======== Data lines
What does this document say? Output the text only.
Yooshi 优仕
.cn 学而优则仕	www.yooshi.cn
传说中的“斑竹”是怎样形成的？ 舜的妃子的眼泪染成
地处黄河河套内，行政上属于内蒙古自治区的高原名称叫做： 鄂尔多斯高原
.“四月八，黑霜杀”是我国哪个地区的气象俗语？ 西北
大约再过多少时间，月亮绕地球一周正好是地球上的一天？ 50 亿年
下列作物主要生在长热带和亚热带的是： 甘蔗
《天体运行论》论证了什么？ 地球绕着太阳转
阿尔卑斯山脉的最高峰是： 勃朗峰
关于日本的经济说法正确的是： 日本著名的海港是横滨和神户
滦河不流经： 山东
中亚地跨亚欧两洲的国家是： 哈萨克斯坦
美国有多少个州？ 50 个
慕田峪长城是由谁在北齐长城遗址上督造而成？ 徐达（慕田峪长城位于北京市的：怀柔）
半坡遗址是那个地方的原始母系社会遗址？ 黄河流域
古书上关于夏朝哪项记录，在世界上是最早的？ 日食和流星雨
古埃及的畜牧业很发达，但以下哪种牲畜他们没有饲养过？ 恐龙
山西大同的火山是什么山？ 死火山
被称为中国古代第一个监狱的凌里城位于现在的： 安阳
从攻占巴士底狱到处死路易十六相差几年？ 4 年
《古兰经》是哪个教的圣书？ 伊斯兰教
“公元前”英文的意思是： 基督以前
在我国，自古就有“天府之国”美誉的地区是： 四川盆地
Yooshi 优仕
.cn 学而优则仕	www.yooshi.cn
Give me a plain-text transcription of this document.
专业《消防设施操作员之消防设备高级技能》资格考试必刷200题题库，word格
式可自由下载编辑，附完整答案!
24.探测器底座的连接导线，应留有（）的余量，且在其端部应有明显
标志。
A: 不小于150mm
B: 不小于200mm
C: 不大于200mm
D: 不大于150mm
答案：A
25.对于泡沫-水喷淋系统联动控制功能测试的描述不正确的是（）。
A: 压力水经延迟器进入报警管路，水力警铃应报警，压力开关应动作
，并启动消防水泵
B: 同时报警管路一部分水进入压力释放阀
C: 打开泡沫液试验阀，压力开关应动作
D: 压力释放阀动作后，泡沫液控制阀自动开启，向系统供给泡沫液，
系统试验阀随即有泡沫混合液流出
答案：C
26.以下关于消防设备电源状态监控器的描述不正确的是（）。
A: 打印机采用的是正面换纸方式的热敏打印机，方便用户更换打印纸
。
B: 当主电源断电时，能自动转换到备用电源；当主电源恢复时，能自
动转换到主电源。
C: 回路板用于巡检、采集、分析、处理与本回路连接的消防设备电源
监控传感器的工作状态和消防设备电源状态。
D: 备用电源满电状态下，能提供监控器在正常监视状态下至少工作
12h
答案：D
================
▶ **Your task**
Provide only the count of lines in the data above that include the string "text".

▶ **Exercise answer**
2